#### AIM:
Look over the lines below. Report each one that includes the string "successful".

#### Figure contents as structured data:

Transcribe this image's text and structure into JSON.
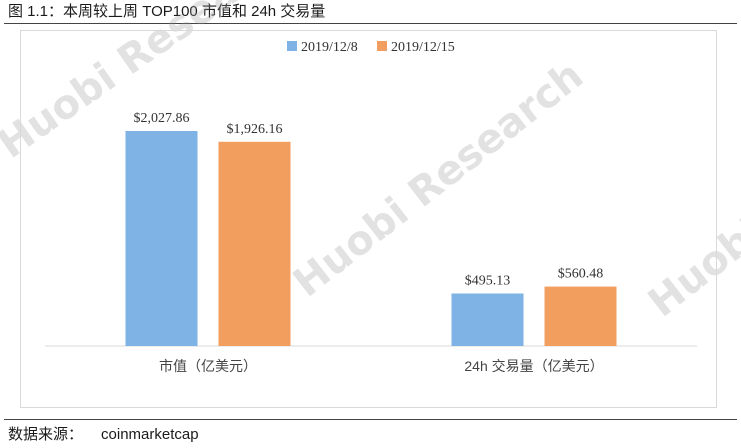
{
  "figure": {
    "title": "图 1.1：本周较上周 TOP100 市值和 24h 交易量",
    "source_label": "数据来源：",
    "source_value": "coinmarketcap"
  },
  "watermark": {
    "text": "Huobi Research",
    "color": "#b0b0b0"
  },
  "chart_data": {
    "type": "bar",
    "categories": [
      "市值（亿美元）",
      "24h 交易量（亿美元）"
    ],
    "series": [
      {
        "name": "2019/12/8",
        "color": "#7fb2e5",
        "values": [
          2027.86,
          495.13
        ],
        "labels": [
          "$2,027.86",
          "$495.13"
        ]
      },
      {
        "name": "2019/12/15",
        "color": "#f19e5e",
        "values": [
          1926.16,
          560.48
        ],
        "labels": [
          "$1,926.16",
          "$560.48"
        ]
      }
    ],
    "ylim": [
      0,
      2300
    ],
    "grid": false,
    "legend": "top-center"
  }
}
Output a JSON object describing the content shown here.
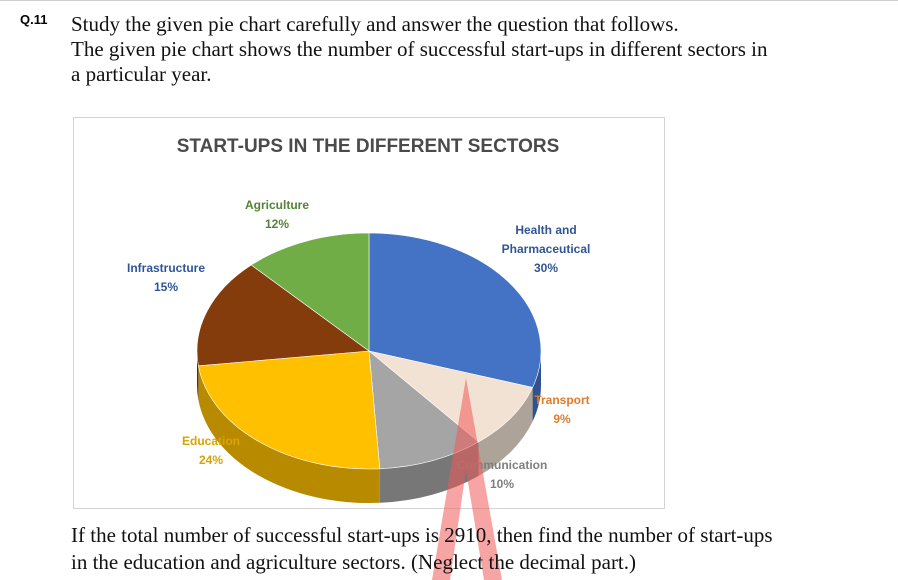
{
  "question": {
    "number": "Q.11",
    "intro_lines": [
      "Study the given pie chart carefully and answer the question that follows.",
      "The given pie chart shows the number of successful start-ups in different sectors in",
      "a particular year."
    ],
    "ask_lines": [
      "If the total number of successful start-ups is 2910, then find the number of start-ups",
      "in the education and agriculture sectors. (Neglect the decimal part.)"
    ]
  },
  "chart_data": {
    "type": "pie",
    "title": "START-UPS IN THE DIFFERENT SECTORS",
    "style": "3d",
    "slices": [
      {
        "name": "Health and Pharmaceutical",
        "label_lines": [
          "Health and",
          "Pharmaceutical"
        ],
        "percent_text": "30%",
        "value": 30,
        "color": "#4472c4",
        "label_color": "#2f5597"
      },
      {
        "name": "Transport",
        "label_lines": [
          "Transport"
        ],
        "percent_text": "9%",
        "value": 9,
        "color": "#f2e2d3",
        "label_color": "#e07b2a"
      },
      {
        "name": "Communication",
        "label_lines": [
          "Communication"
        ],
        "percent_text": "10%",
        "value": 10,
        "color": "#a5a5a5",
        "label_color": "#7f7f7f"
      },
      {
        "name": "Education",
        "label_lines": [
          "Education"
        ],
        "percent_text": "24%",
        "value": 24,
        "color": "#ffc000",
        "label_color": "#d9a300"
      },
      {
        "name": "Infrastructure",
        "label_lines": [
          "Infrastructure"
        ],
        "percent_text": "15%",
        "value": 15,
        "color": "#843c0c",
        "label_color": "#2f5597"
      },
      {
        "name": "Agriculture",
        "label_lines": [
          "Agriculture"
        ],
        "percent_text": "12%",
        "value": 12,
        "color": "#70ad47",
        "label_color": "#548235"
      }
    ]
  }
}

#### TASK RESPONSE:
      "The given pie chart shows the number of successful start-ups in different sectors in",
      "If the total number of successful start-ups is 2910, then find the number of start-ups",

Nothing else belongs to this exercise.